• Aim: Lines containing the string "expected" are to be counted. Write only how many there are.

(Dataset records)
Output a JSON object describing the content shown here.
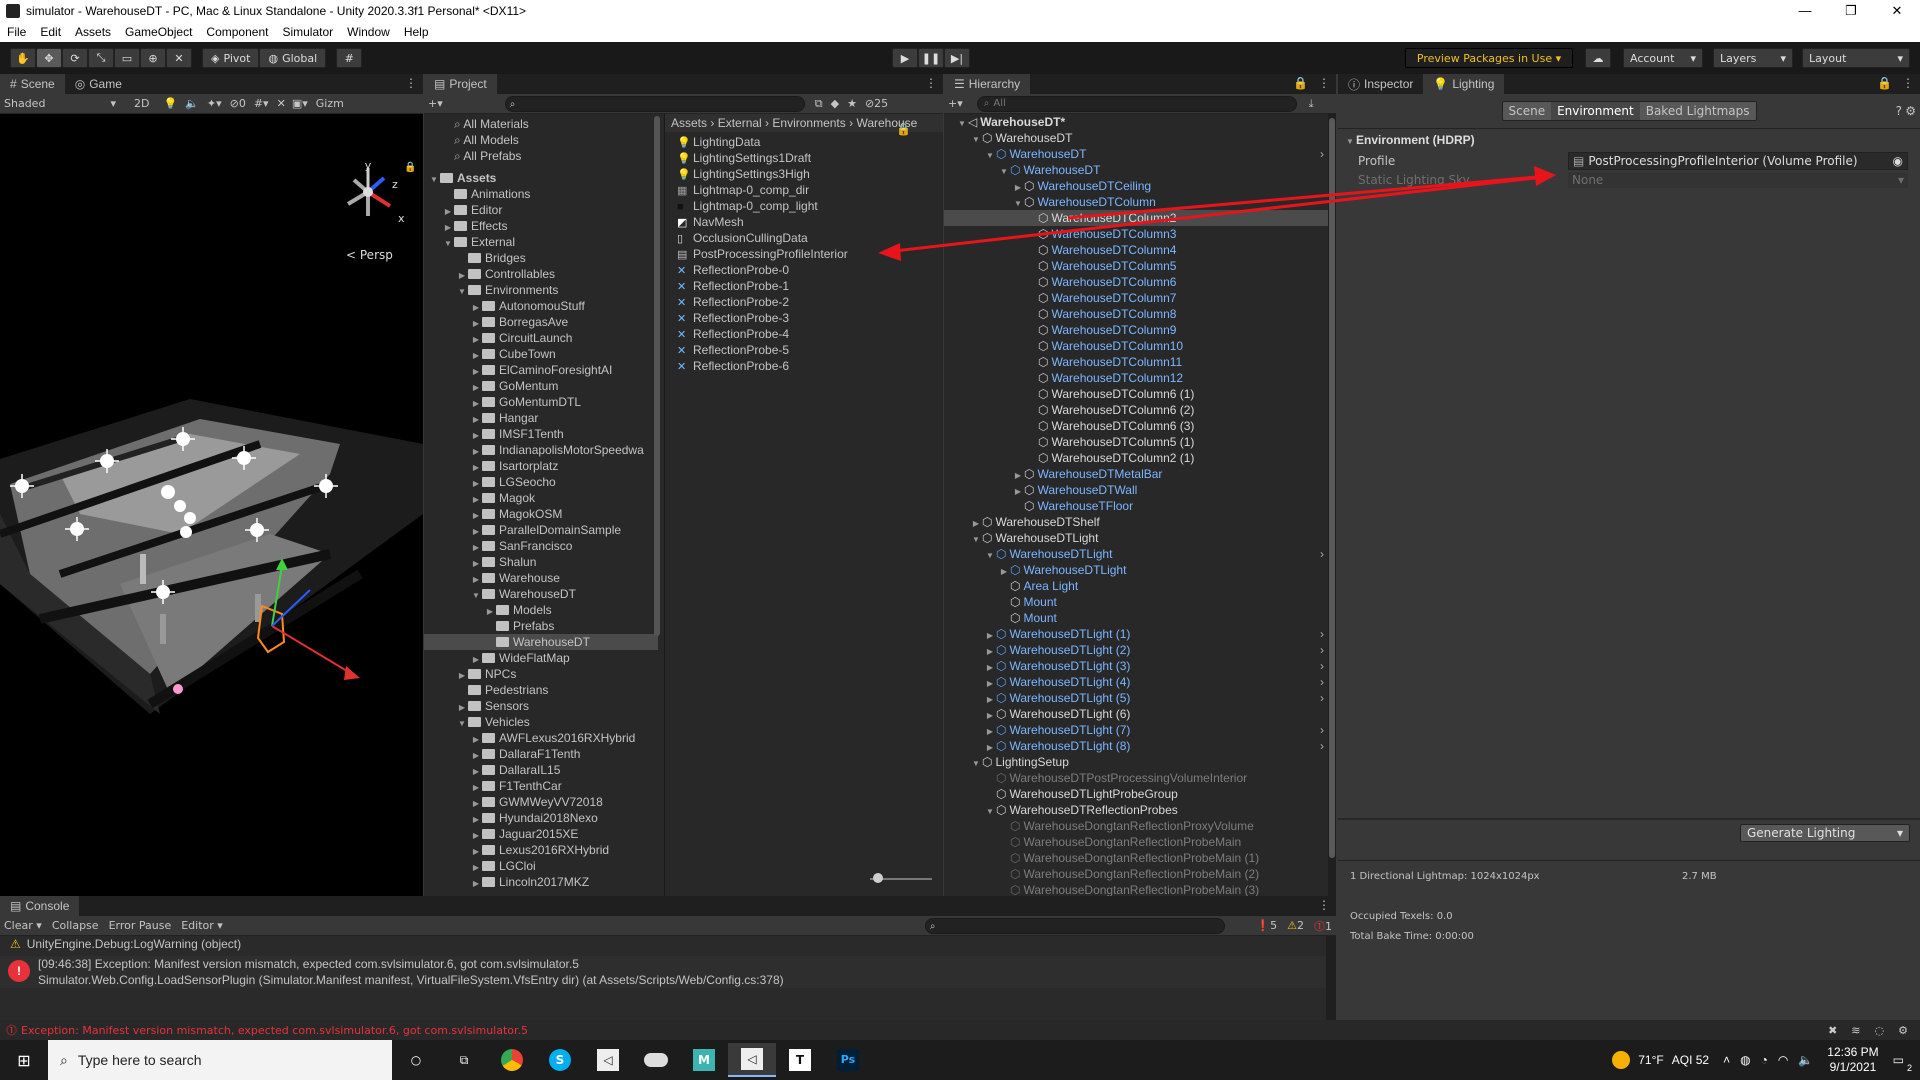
{
  "window": {
    "title": "simulator - WarehouseDT - PC, Mac & Linux Standalone - Unity 2020.3.3f1 Personal* <DX11>",
    "controls": [
      "—",
      "❐",
      "✕"
    ]
  },
  "menu": [
    "File",
    "Edit",
    "Assets",
    "GameObject",
    "Component",
    "Simulator",
    "Window",
    "Help"
  ],
  "toolbar": {
    "pivot": "Pivot",
    "global": "Global",
    "preview_packages": "Preview Packages in Use ▾",
    "account": "Account",
    "layers": "Layers",
    "layout": "Layout"
  },
  "scene": {
    "tabs": [
      "Scene",
      "Game"
    ],
    "shading": "Shaded",
    "mode_2d": "2D",
    "hidden_count": "0",
    "gizmos": "Gizm",
    "persp": "Persp",
    "axis_labels": [
      "y",
      "z",
      "x"
    ]
  },
  "project": {
    "tab": "Project",
    "count": "25",
    "favorites": [
      "All Materials",
      "All Models",
      "All Prefabs"
    ],
    "tree": [
      {
        "label": "Assets",
        "depth": 0,
        "open": true,
        "bold": true
      },
      {
        "label": "Animations",
        "depth": 1
      },
      {
        "label": "Editor",
        "depth": 1,
        "arrow": true
      },
      {
        "label": "Effects",
        "depth": 1,
        "arrow": true
      },
      {
        "label": "External",
        "depth": 1,
        "open": true
      },
      {
        "label": "Bridges",
        "depth": 2
      },
      {
        "label": "Controllables",
        "depth": 2,
        "arrow": true
      },
      {
        "label": "Environments",
        "depth": 2,
        "open": true
      },
      {
        "label": "AutonomouStuff",
        "depth": 3,
        "arrow": true
      },
      {
        "label": "BorregasAve",
        "depth": 3,
        "arrow": true
      },
      {
        "label": "CircuitLaunch",
        "depth": 3,
        "arrow": true
      },
      {
        "label": "CubeTown",
        "depth": 3,
        "arrow": true
      },
      {
        "label": "ElCaminoForesightAI",
        "depth": 3,
        "arrow": true
      },
      {
        "label": "GoMentum",
        "depth": 3,
        "arrow": true
      },
      {
        "label": "GoMentumDTL",
        "depth": 3,
        "arrow": true
      },
      {
        "label": "Hangar",
        "depth": 3,
        "arrow": true
      },
      {
        "label": "IMSF1Tenth",
        "depth": 3,
        "arrow": true
      },
      {
        "label": "IndianapolisMotorSpeedwa",
        "depth": 3,
        "arrow": true
      },
      {
        "label": "Isartorplatz",
        "depth": 3,
        "arrow": true
      },
      {
        "label": "LGSeocho",
        "depth": 3,
        "arrow": true
      },
      {
        "label": "Magok",
        "depth": 3,
        "arrow": true
      },
      {
        "label": "MagokOSM",
        "depth": 3,
        "arrow": true
      },
      {
        "label": "ParallelDomainSample",
        "depth": 3,
        "arrow": true
      },
      {
        "label": "SanFrancisco",
        "depth": 3,
        "arrow": true
      },
      {
        "label": "Shalun",
        "depth": 3,
        "arrow": true
      },
      {
        "label": "Warehouse",
        "depth": 3,
        "arrow": true
      },
      {
        "label": "WarehouseDT",
        "depth": 3,
        "open": true
      },
      {
        "label": "Models",
        "depth": 4,
        "arrow": true
      },
      {
        "label": "Prefabs",
        "depth": 4
      },
      {
        "label": "WarehouseDT",
        "depth": 4,
        "selected": true
      },
      {
        "label": "WideFlatMap",
        "depth": 3,
        "arrow": true
      },
      {
        "label": "NPCs",
        "depth": 2,
        "arrow": true
      },
      {
        "label": "Pedestrians",
        "depth": 2
      },
      {
        "label": "Sensors",
        "depth": 2,
        "arrow": true
      },
      {
        "label": "Vehicles",
        "depth": 2,
        "open": true
      },
      {
        "label": "AWFLexus2016RXHybrid",
        "depth": 3,
        "arrow": true
      },
      {
        "label": "DallaraF1Tenth",
        "depth": 3,
        "arrow": true
      },
      {
        "label": "DallaraIL15",
        "depth": 3,
        "arrow": true
      },
      {
        "label": "F1TenthCar",
        "depth": 3,
        "arrow": true
      },
      {
        "label": "GWMWeyVV72018",
        "depth": 3,
        "arrow": true
      },
      {
        "label": "Hyundai2018Nexo",
        "depth": 3,
        "arrow": true
      },
      {
        "label": "Jaguar2015XE",
        "depth": 3,
        "arrow": true
      },
      {
        "label": "Lexus2016RXHybrid",
        "depth": 3,
        "arrow": true
      },
      {
        "label": "LGCloi",
        "depth": 3,
        "arrow": true
      },
      {
        "label": "Lincoln2017MKZ",
        "depth": 3,
        "arrow": true
      }
    ],
    "breadcrumb": [
      "Assets",
      "External",
      "Environments",
      "Warehouse"
    ],
    "files": [
      {
        "label": "LightingData",
        "icon": "lightbulb-icon"
      },
      {
        "label": "LightingSettings1Draft",
        "icon": "lightbulb-icon"
      },
      {
        "label": "LightingSettings3High",
        "icon": "lightbulb-icon"
      },
      {
        "label": "Lightmap-0_comp_dir",
        "icon": "texture-icon"
      },
      {
        "label": "Lightmap-0_comp_light",
        "icon": "texture-dark-icon"
      },
      {
        "label": "NavMesh",
        "icon": "navmesh-icon"
      },
      {
        "label": "OcclusionCullingData",
        "icon": "document-icon"
      },
      {
        "label": "PostProcessingProfileInterior",
        "icon": "profile-icon"
      },
      {
        "label": "ReflectionProbe-0",
        "icon": "probe-icon"
      },
      {
        "label": "ReflectionProbe-1",
        "icon": "probe-icon"
      },
      {
        "label": "ReflectionProbe-2",
        "icon": "probe-icon"
      },
      {
        "label": "ReflectionProbe-3",
        "icon": "probe-icon"
      },
      {
        "label": "ReflectionProbe-4",
        "icon": "probe-icon"
      },
      {
        "label": "ReflectionProbe-5",
        "icon": "probe-icon"
      },
      {
        "label": "ReflectionProbe-6",
        "icon": "probe-icon"
      }
    ]
  },
  "hierarchy": {
    "tab": "Hierarchy",
    "search_placeholder": "All",
    "items": [
      {
        "label": "WarehouseDT*",
        "depth": 0,
        "color": "white",
        "bold": true,
        "open": true,
        "icon": "unity-scene-icon"
      },
      {
        "label": "WarehouseDT",
        "depth": 1,
        "color": "white",
        "open": true
      },
      {
        "label": "WarehouseDT",
        "depth": 2,
        "color": "blue",
        "open": true,
        "chev": true,
        "prefab": true
      },
      {
        "label": "WarehouseDT",
        "depth": 3,
        "color": "blue",
        "open": true,
        "prefab": true
      },
      {
        "label": "WarehouseDTCeiling",
        "depth": 4,
        "color": "blue",
        "arrow": true
      },
      {
        "label": "WarehouseDTColumn",
        "depth": 4,
        "color": "blue",
        "open": true
      },
      {
        "label": "WarehouseDTColumn2",
        "depth": 5,
        "color": "white",
        "selected": true
      },
      {
        "label": "WarehouseDTColumn3",
        "depth": 5,
        "color": "blue"
      },
      {
        "label": "WarehouseDTColumn4",
        "depth": 5,
        "color": "blue"
      },
      {
        "label": "WarehouseDTColumn5",
        "depth": 5,
        "color": "blue"
      },
      {
        "label": "WarehouseDTColumn6",
        "depth": 5,
        "color": "blue"
      },
      {
        "label": "WarehouseDTColumn7",
        "depth": 5,
        "color": "blue"
      },
      {
        "label": "WarehouseDTColumn8",
        "depth": 5,
        "color": "blue"
      },
      {
        "label": "WarehouseDTColumn9",
        "depth": 5,
        "color": "blue"
      },
      {
        "label": "WarehouseDTColumn10",
        "depth": 5,
        "color": "blue"
      },
      {
        "label": "WarehouseDTColumn11",
        "depth": 5,
        "color": "blue"
      },
      {
        "label": "WarehouseDTColumn12",
        "depth": 5,
        "color": "blue"
      },
      {
        "label": "WarehouseDTColumn6 (1)",
        "depth": 5,
        "color": "white"
      },
      {
        "label": "WarehouseDTColumn6 (2)",
        "depth": 5,
        "color": "white"
      },
      {
        "label": "WarehouseDTColumn6 (3)",
        "depth": 5,
        "color": "white"
      },
      {
        "label": "WarehouseDTColumn5 (1)",
        "depth": 5,
        "color": "white"
      },
      {
        "label": "WarehouseDTColumn2 (1)",
        "depth": 5,
        "color": "white"
      },
      {
        "label": "WarehouseDTMetalBar",
        "depth": 4,
        "color": "blue",
        "arrow": true
      },
      {
        "label": "WarehouseDTWall",
        "depth": 4,
        "color": "blue",
        "arrow": true
      },
      {
        "label": "WarehouseTFloor",
        "depth": 4,
        "color": "blue"
      },
      {
        "label": "WarehouseDTShelf",
        "depth": 1,
        "color": "white",
        "arrow": true
      },
      {
        "label": "WarehouseDTLight",
        "depth": 1,
        "color": "white",
        "open": true
      },
      {
        "label": "WarehouseDTLight",
        "depth": 2,
        "color": "blue",
        "open": true,
        "chev": true,
        "prefab": true
      },
      {
        "label": "WarehouseDTLight",
        "depth": 3,
        "color": "blue",
        "arrow": true,
        "prefab": true
      },
      {
        "label": "Area Light",
        "depth": 3,
        "color": "blue"
      },
      {
        "label": "Mount",
        "depth": 3,
        "color": "blue"
      },
      {
        "label": "Mount",
        "depth": 3,
        "color": "blue"
      },
      {
        "label": "WarehouseDTLight (1)",
        "depth": 2,
        "color": "blue",
        "arrow": true,
        "chev": true,
        "prefab": true
      },
      {
        "label": "WarehouseDTLight (2)",
        "depth": 2,
        "color": "blue",
        "arrow": true,
        "chev": true,
        "prefab": true
      },
      {
        "label": "WarehouseDTLight (3)",
        "depth": 2,
        "color": "blue",
        "arrow": true,
        "chev": true,
        "prefab": true
      },
      {
        "label": "WarehouseDTLight (4)",
        "depth": 2,
        "color": "blue",
        "arrow": true,
        "chev": true,
        "prefab": true
      },
      {
        "label": "WarehouseDTLight (5)",
        "depth": 2,
        "color": "blue",
        "arrow": true,
        "chev": true,
        "prefab": true
      },
      {
        "label": "WarehouseDTLight (6)",
        "depth": 2,
        "color": "white",
        "arrow": true
      },
      {
        "label": "WarehouseDTLight (7)",
        "depth": 2,
        "color": "blue",
        "arrow": true,
        "chev": true,
        "prefab": true
      },
      {
        "label": "WarehouseDTLight (8)",
        "depth": 2,
        "color": "blue",
        "arrow": true,
        "chev": true,
        "prefab": true
      },
      {
        "label": "LightingSetup",
        "depth": 1,
        "color": "white",
        "open": true
      },
      {
        "label": "WarehouseDTPostProcessingVolumeInterior",
        "depth": 2,
        "color": "grey"
      },
      {
        "label": "WarehouseDTLightProbeGroup",
        "depth": 2,
        "color": "white"
      },
      {
        "label": "WarehouseDTReflectionProbes",
        "depth": 2,
        "color": "white",
        "open": true
      },
      {
        "label": "WarehouseDongtanReflectionProxyVolume",
        "depth": 3,
        "color": "grey"
      },
      {
        "label": "WarehouseDongtanReflectionProbeMain",
        "depth": 3,
        "color": "grey"
      },
      {
        "label": "WarehouseDongtanReflectionProbeMain (1)",
        "depth": 3,
        "color": "grey"
      },
      {
        "label": "WarehouseDongtanReflectionProbeMain (2)",
        "depth": 3,
        "color": "grey"
      },
      {
        "label": "WarehouseDongtanReflectionProbeMain (3)",
        "depth": 3,
        "color": "grey"
      }
    ]
  },
  "inspector": {
    "tabs": [
      "Inspector",
      "Lighting"
    ],
    "subtabs": [
      "Scene",
      "Environment",
      "Baked Lightmaps"
    ],
    "section": "Environment (HDRP)",
    "profile_label": "Profile",
    "profile_value": "PostProcessingProfileInterior (Volume Profile)",
    "sky_label": "Static Lighting Sky",
    "sky_value": "None",
    "generate": "Generate Lighting",
    "stats": {
      "lightmap": "1 Directional Lightmap: 1024x1024px",
      "size": "2.7 MB",
      "texels": "Occupied Texels: 0.0",
      "bake_time": "Total Bake Time: 0:00:00"
    }
  },
  "console": {
    "tab": "Console",
    "buttons": [
      "Clear",
      "Collapse",
      "Error Pause",
      "Editor"
    ],
    "counts": {
      "info": "5",
      "warn": "2",
      "error": "1"
    },
    "warning_line": "UnityEngine.Debug:LogWarning (object)",
    "error_line1": "[09:46:38] Exception: Manifest version mismatch, expected com.svlsimulator.6, got com.svlsimulator.5",
    "error_line2": "Simulator.Web.Config.LoadSensorPlugin (Simulator.Manifest manifest, VirtualFileSystem.VfsEntry dir) (at Assets/Scripts/Web/Config.cs:378)"
  },
  "statusbar": {
    "message": "Exception: Manifest version mismatch, expected com.svlsimulator.6, got com.svlsimulator.5"
  },
  "taskbar": {
    "search_placeholder": "Type here to search",
    "weather": "71°F",
    "aqi": "AQI 52",
    "time": "12:36 PM",
    "date": "9/1/2021",
    "notifications": "2"
  },
  "colors": {
    "annotation_arrow": "#e8141b",
    "error": "#e8323b",
    "warning": "#f0c020",
    "prefab_blue": "#7cb6ff"
  }
}
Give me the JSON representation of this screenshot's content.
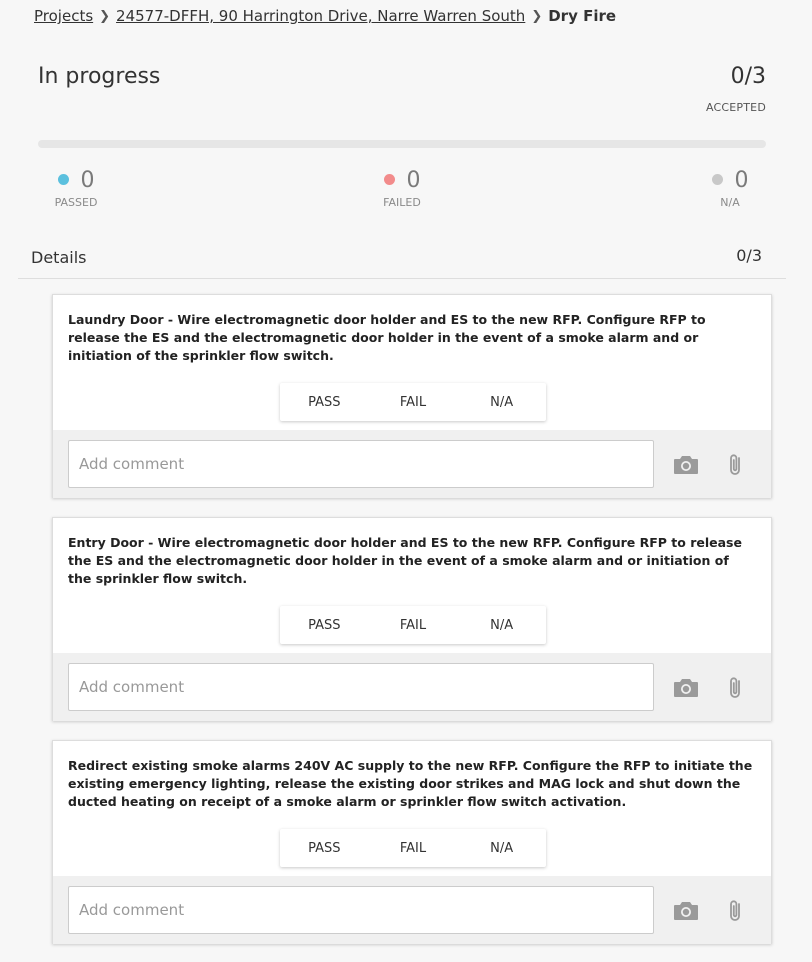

• Output of the exercise: 2